§ **What is required**: Continue the piece about how reading ties to math achievement in Calgary, picking up right after its last sentence.

§ **Document extract**:
“Language proficiency, no matter how it is measured, is related to mathematics achievement.” -Walter Secada, Northwestern University.
You may recall from your school days that classmates of yours who were at the top of the class in math were also often among the best at reading and English. That wasn’t a coincidence, as reading and math skills are closely linked together for numerous reasons.
The nonprofit Kids Come First published a report last month highlighting declining math scores in Calgary. According to the report, almost 20% fewer students in Calgary achieve “excellence” on the Grade 6 math provincial achievement test (PAT) than four years ago, while the Grade 9 math PAT failure rate is 28%. In addition, 35% of Calgary Grade 12 students don’t even take Math 30. Calgary Reads sees the spotlight on math scores as an opportunity to explore how math achievement is tied to reading.

§ **Material provided**:
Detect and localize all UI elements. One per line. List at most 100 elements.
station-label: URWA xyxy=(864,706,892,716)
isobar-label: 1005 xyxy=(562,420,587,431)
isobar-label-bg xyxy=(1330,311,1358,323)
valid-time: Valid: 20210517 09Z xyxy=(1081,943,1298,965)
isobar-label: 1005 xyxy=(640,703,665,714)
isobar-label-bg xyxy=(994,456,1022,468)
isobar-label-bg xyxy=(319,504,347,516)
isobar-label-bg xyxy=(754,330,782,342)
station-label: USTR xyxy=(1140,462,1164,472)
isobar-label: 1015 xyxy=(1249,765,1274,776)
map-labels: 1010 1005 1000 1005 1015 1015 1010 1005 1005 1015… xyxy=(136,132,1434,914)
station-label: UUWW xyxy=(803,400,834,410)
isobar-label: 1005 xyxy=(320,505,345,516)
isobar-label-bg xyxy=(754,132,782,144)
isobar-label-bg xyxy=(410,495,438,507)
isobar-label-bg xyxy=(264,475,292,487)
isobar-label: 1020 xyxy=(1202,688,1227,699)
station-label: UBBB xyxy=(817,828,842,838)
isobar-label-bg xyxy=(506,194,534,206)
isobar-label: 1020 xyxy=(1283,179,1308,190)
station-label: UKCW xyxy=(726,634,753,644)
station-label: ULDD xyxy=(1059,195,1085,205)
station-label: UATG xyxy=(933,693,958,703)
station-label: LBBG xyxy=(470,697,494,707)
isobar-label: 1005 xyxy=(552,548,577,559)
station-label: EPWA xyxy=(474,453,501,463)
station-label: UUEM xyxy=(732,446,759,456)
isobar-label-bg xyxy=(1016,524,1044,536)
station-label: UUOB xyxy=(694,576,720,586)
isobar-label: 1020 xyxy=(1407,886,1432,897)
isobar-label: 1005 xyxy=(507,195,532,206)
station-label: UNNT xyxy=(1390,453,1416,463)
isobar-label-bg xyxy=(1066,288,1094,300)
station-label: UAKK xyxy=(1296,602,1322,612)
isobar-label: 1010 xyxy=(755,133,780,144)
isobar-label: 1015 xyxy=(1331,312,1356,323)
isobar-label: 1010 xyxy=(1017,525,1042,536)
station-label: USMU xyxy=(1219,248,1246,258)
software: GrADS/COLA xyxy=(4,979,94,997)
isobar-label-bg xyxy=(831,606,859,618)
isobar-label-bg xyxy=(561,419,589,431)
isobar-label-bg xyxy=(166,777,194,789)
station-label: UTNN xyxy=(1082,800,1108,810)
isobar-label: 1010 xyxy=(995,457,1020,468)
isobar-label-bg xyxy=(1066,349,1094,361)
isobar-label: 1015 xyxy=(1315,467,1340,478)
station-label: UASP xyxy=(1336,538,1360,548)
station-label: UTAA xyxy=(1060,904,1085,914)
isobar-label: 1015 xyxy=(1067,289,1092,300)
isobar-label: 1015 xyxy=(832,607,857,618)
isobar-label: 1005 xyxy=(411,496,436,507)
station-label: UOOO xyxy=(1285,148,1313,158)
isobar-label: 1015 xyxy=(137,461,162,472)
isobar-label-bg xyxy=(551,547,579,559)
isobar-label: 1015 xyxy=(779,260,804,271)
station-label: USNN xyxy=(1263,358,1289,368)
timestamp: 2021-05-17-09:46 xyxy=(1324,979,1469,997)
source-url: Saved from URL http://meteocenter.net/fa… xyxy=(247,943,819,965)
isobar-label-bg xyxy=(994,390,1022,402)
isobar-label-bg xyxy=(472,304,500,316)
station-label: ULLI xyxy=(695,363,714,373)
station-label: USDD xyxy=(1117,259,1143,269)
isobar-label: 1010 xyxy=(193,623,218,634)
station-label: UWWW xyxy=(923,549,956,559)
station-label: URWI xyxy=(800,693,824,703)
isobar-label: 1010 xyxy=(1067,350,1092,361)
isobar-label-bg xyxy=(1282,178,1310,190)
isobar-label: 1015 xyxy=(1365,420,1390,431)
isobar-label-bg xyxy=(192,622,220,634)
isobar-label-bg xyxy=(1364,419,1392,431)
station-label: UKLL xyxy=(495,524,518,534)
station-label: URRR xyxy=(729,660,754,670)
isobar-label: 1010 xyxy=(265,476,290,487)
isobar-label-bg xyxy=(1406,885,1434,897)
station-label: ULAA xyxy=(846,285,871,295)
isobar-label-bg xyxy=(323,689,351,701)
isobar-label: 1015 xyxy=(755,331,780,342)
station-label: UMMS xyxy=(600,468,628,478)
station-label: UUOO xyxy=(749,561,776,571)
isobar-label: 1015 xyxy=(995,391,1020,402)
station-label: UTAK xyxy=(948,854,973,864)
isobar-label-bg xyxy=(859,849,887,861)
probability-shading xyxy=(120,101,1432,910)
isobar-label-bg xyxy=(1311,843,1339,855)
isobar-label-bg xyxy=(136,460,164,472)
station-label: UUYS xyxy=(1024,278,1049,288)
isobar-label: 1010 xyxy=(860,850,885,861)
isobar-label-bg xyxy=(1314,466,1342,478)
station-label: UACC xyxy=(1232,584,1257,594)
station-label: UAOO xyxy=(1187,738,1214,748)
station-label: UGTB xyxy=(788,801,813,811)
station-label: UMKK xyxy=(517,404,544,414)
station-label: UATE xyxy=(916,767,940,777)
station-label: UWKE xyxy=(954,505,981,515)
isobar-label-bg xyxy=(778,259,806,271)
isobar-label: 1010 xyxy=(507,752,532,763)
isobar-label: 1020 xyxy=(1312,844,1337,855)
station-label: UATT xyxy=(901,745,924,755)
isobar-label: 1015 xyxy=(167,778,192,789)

§ **Written response**:
Success at reading enables success in all subjects
Many studies have recognized the connection between reading ability and math achievement. Firstly, most math problems are word problems that often pack a lot of information into each sentence. Solving these requires a clear understanding of the language. Secondly, literacy and numeracy share many of the same thinking skills: deriving meaning from symbols (either letters or signs), word recognition, and comprehension. Alberta Education’s Ministerial Order on Student Learning recognizes the importance of literacy and numeracy in constructing and communicating meaning.
Reading helps improve math skills
Vocabulary knowledge and print knowledge are the strongest predictors of math performance, as the more words children know, the easier they are able to understand the problem. Reading aloud is a wonderful way to build vocabulary, as children’s books contain three times as many rare words as parent/child speech. Children’s literature has also been shown to improve math achievement and motivation in young children, even when there is no math content in the story.
By reading with their children for 15 minutes every day, parents are helping build not just language skills but math skills as well. Reading texts in everyday items like flyers, coupons, the sports pages, and recipes is another great way to combine words and numbers.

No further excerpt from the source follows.